── Data supplied ──
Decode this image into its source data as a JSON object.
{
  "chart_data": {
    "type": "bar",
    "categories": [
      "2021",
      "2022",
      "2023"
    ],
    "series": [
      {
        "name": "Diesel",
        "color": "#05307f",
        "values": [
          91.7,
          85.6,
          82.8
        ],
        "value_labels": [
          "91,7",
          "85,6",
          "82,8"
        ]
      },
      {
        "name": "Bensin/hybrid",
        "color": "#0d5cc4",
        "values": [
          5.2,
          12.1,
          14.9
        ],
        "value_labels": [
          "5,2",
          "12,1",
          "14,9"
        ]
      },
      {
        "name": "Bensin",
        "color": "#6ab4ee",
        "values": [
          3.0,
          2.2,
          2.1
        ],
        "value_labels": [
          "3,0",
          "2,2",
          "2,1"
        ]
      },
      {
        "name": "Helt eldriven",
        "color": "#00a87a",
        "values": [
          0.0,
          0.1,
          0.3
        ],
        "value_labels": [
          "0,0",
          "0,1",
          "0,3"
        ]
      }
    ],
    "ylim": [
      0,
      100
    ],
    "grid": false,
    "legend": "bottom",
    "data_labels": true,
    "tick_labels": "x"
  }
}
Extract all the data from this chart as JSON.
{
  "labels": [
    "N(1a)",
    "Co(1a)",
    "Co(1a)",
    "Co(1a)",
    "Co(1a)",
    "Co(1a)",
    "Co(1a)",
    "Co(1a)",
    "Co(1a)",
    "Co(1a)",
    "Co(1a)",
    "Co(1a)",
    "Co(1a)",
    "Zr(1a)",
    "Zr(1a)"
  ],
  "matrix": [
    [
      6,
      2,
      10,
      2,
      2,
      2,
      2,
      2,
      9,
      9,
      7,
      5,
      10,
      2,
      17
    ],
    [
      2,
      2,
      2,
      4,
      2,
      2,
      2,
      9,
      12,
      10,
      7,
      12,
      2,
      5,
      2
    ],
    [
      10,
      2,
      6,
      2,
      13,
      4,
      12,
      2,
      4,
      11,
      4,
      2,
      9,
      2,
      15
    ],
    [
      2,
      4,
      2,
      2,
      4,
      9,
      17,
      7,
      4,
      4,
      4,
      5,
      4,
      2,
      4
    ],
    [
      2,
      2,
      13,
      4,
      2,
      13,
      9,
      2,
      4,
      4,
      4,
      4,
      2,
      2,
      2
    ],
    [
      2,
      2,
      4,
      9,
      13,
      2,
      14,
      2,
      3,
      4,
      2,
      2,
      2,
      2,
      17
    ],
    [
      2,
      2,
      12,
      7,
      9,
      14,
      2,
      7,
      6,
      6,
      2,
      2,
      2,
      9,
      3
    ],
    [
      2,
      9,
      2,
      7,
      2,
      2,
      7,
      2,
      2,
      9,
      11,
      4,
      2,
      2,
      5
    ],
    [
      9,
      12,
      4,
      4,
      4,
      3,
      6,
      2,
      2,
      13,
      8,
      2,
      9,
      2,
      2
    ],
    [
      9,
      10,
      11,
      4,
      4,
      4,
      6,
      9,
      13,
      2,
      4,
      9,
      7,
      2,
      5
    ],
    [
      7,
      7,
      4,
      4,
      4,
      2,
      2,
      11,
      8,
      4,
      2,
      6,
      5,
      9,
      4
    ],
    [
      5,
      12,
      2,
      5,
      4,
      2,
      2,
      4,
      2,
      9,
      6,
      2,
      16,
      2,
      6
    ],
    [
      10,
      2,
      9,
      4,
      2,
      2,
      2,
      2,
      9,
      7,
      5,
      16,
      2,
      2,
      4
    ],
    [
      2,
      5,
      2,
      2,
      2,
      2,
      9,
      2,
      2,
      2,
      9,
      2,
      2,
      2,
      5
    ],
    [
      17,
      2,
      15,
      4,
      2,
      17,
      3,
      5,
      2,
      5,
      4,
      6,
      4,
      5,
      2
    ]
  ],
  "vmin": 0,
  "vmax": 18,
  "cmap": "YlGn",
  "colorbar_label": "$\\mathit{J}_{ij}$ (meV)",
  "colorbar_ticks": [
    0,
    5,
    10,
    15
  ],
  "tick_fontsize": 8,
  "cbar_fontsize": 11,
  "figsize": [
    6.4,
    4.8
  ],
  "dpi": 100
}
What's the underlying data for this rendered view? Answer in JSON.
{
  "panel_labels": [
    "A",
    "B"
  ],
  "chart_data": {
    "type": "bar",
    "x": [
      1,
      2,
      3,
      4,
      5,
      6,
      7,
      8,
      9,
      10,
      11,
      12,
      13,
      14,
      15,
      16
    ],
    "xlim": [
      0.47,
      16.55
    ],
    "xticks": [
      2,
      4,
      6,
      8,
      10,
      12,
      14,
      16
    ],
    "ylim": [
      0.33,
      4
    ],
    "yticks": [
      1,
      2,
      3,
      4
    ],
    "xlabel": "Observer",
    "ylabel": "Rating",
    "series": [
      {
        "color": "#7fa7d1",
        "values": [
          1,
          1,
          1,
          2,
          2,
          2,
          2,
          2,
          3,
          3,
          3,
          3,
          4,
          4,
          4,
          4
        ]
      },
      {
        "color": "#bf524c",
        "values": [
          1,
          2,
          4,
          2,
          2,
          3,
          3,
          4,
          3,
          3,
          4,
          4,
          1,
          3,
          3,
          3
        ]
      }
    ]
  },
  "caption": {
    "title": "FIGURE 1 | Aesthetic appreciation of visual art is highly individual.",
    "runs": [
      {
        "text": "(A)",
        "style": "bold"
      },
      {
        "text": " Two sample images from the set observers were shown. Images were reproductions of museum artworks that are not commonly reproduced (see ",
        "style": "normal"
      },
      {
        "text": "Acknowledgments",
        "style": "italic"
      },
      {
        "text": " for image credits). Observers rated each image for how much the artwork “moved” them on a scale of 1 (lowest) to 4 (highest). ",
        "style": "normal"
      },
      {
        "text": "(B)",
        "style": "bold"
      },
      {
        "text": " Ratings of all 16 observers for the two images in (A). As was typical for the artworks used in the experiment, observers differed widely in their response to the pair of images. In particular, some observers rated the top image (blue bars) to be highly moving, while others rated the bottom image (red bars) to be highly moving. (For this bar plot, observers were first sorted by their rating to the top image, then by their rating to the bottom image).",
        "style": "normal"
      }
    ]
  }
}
───
**Problem description:** Retype all of the data shown above, word for word.

**Final result:**
Decode this image into its source data as a JSON object.
{
  "chart_data": {
    "type": "bar",
    "categories": [
      "2021",
      "2022",
      "2023"
    ],
    "series": [
      {
        "name": "Diesel",
        "color": "#05307f",
        "values": [
          91.7,
          85.6,
          82.8
        ],
        "value_labels": [
          "91,7",
          "85,6",
          "82,8"
        ]
      },
      {
        "name": "Bensin/hybrid",
        "color": "#0d5cc4",
        "values": [
          5.2,
          12.1,
          14.9
        ],
        "value_labels": [
          "5,2",
          "12,1",
          "14,9"
        ]
      },
      {
        "name": "Bensin",
        "color": "#6ab4ee",
        "values": [
          3.0,
          2.2,
          2.1
        ],
        "value_labels": [
          "3,0",
          "2,2",
          "2,1"
        ]
      },
      {
        "name": "Helt eldriven",
        "color": "#00a87a",
        "values": [
          0.0,
          0.1,
          0.3
        ],
        "value_labels": [
          "0,0",
          "0,1",
          "0,3"
        ]
      }
    ],
    "ylim": [
      0,
      100
    ],
    "grid": false,
    "legend": "bottom",
    "data_labels": true,
    "tick_labels": "x"
  }
}
Extract all the data from this chart as JSON.
{
  "labels": [
    "N(1a)",
    "Co(1a)",
    "Co(1a)",
    "Co(1a)",
    "Co(1a)",
    "Co(1a)",
    "Co(1a)",
    "Co(1a)",
    "Co(1a)",
    "Co(1a)",
    "Co(1a)",
    "Co(1a)",
    "Co(1a)",
    "Zr(1a)",
    "Zr(1a)"
  ],
  "matrix": [
    [
      6,
      2,
      10,
      2,
      2,
      2,
      2,
      2,
      9,
      9,
      7,
      5,
      10,
      2,
      17
    ],
    [
      2,
      2,
      2,
      4,
      2,
      2,
      2,
      9,
      12,
      10,
      7,
      12,
      2,
      5,
      2
    ],
    [
      10,
      2,
      6,
      2,
      13,
      4,
      12,
      2,
      4,
      11,
      4,
      2,
      9,
      2,
      15
    ],
    [
      2,
      4,
      2,
      2,
      4,
      9,
      17,
      7,
      4,
      4,
      4,
      5,
      4,
      2,
      4
    ],
    [
      2,
      2,
      13,
      4,
      2,
      13,
      9,
      2,
      4,
      4,
      4,
      4,
      2,
      2,
      2
    ],
    [
      2,
      2,
      4,
      9,
      13,
      2,
      14,
      2,
      3,
      4,
      2,
      2,
      2,
      2,
      17
    ],
    [
      2,
      2,
      12,
      7,
      9,
      14,
      2,
      7,
      6,
      6,
      2,
      2,
      2,
      9,
      3
    ],
    [
      2,
      9,
      2,
      7,
      2,
      2,
      7,
      2,
      2,
      9,
      11,
      4,
      2,
      2,
      5
    ],
    [
      9,
      12,
      4,
      4,
      4,
      3,
      6,
      2,
      2,
      13,
      8,
      2,
      9,
      2,
      2
    ],
    [
      9,
      10,
      11,
      4,
      4,
      4,
      6,
      9,
      13,
      2,
      4,
      9,
      7,
      2,
      5
    ],
    [
      7,
      7,
      4,
      4,
      4,
      2,
      2,
      11,
      8,
      4,
      2,
      6,
      5,
      9,
      4
    ],
    [
      5,
      12,
      2,
      5,
      4,
      2,
      2,
      4,
      2,
      9,
      6,
      2,
      16,
      2,
      6
    ],
    [
      10,
      2,
      9,
      4,
      2,
      2,
      2,
      2,
      9,
      7,
      5,
      16,
      2,
      2,
      4
    ],
    [
      2,
      5,
      2,
      2,
      2,
      2,
      9,
      2,
      2,
      2,
      9,
      2,
      2,
      2,
      5
    ],
    [
      17,
      2,
      15,
      4,
      2,
      17,
      3,
      5,
      2,
      5,
      4,
      6,
      4,
      5,
      2
    ]
  ],
  "vmin": 0,
  "vmax": 18,
  "cmap": "YlGn",
  "colorbar_label": "$\\mathit{J}_{ij}$ (meV)",
  "colorbar_ticks": [
    0,
    5,
    10,
    15
  ],
  "tick_fontsize": 8,
  "cbar_fontsize": 11,
  "figsize": [
    6.4,
    4.8
  ],
  "dpi": 100
}
What's the underlying data for this rendered view? Answer in JSON.
{
  "panel_labels": [
    "A",
    "B"
  ],
  "chart_data": {
    "type": "bar",
    "x": [
      1,
      2,
      3,
      4,
      5,
      6,
      7,
      8,
      9,
      10,
      11,
      12,
      13,
      14,
      15,
      16
    ],
    "xlim": [
      0.47,
      16.55
    ],
    "xticks": [
      2,
      4,
      6,
      8,
      10,
      12,
      14,
      16
    ],
    "ylim": [
      0.33,
      4
    ],
    "yticks": [
      1,
      2,
      3,
      4
    ],
    "xlabel": "Observer",
    "ylabel": "Rating",
    "series": [
      {
        "color": "#7fa7d1",
        "values": [
          1,
          1,
          1,
          2,
          2,
          2,
          2,
          2,
          3,
          3,
          3,
          3,
          4,
          4,
          4,
          4
        ]
      },
      {
        "color": "#bf524c",
        "values": [
          1,
          2,
          4,
          2,
          2,
          3,
          3,
          4,
          3,
          3,
          4,
          4,
          1,
          3,
          3,
          3
        ]
      }
    ]
  },
  "caption": {
    "title": "FIGURE 1 | Aesthetic appreciation of visual art is highly individual.",
    "runs": [
      {
        "text": "(A)",
        "style": "bold"
      },
      {
        "text": " Two sample images from the set observers were shown. Images were reproductions of museum artworks that are not commonly reproduced (see ",
        "style": "normal"
      },
      {
        "text": "Acknowledgments",
        "style": "italic"
      },
      {
        "text": " for image credits). Observers rated each image for how much the artwork “moved” them on a scale of 1 (lowest) to 4 (highest). ",
        "style": "normal"
      },
      {
        "text": "(B)",
        "style": "bold"
      },
      {
        "text": " Ratings of all 16 observers for the two images in (A). As was typical for the artworks used in the experiment, observers differed widely in their response to the pair of images. In particular, some observers rated the top image (blue bars) to be highly moving, while others rated the bottom image (red bars) to be highly moving. (For this bar plot, observers were first sorted by their rating to the top image, then by their rating to the bottom image).",
        "style": "normal"
      }
    ]
  }
}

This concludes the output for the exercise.